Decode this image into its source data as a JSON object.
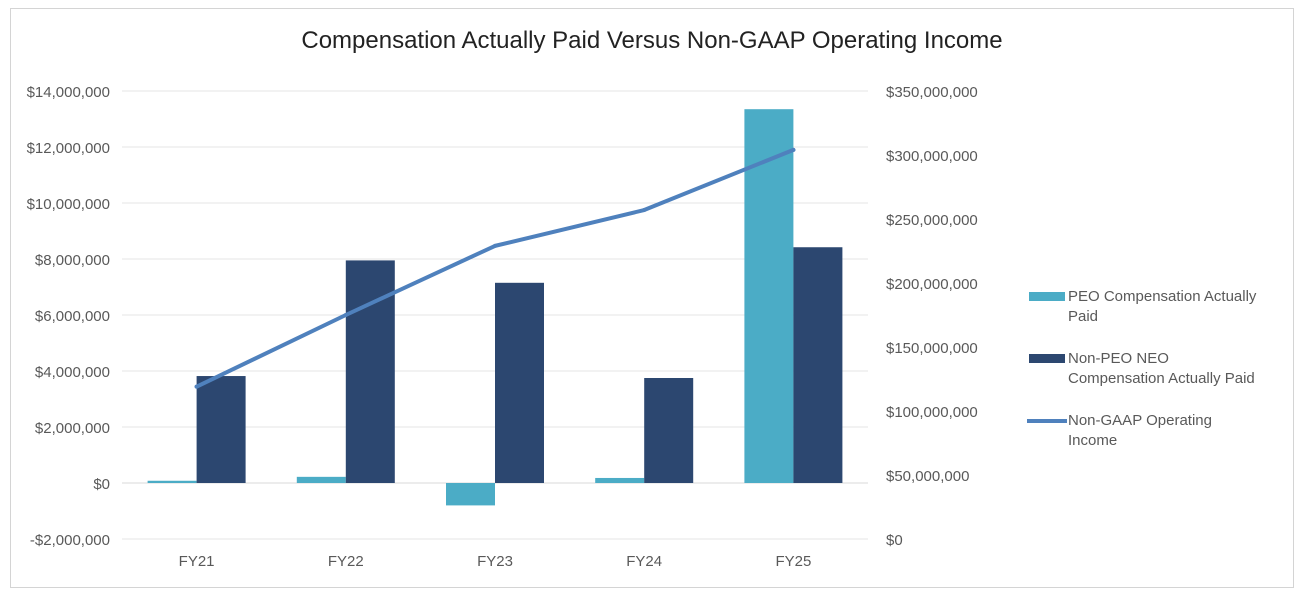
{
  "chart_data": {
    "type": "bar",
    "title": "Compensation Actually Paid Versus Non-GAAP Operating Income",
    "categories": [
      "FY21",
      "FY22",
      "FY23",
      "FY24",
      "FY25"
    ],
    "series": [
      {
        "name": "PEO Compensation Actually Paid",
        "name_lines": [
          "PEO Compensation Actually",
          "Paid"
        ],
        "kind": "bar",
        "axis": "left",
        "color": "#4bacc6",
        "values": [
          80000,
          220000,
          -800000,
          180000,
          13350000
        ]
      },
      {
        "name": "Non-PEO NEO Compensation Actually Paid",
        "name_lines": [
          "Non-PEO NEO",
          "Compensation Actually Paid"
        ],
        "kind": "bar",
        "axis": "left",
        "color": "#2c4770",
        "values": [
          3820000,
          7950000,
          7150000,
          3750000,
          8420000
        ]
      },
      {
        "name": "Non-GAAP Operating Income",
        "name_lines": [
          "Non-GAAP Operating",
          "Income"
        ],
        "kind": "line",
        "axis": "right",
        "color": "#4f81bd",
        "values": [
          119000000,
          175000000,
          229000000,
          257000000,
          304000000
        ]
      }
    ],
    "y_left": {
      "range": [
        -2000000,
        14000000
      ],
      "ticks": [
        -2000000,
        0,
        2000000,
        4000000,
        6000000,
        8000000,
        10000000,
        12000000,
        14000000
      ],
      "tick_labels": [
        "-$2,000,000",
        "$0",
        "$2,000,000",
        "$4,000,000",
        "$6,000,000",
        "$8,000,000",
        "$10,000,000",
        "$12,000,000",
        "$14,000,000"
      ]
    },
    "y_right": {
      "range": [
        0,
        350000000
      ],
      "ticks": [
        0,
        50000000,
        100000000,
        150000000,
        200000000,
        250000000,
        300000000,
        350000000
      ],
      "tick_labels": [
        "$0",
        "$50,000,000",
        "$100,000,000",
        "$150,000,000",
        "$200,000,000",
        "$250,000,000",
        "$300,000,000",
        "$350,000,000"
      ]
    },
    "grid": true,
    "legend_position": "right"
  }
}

--------------------

▶ _WRITTEN TASK_
Report only how many lines in the listing contain the string "color".

▶ _ANSWER TO THIS PROBLEM_
3